## DATA ENTRIES:
·····

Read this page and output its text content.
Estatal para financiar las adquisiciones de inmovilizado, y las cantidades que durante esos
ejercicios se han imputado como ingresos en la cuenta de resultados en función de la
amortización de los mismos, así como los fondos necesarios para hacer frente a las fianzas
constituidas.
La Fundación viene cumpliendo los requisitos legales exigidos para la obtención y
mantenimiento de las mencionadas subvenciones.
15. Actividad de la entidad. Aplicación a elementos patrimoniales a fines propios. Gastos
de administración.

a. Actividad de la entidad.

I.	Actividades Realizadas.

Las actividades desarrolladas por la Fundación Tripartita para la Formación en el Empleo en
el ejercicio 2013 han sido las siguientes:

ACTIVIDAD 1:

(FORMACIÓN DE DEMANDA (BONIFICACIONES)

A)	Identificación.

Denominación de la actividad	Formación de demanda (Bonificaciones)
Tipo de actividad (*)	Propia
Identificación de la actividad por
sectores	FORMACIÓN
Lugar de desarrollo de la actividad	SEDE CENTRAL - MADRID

·····

## SET EXERCISE:
Scan the material and collect every line that contains "para".

## THE RESPONSE:
Estatal para financiar las adquisiciones de inmovilizado, y las cantidades que durante esos
amortización de los mismos, así como los fondos necesarios para hacer frente a las fianzas
La Fundación viene cumpliendo los requisitos legales exigidos para la obtención y
Las actividades desarrolladas por la Fundación Tripartita para la Formación en el Empleo en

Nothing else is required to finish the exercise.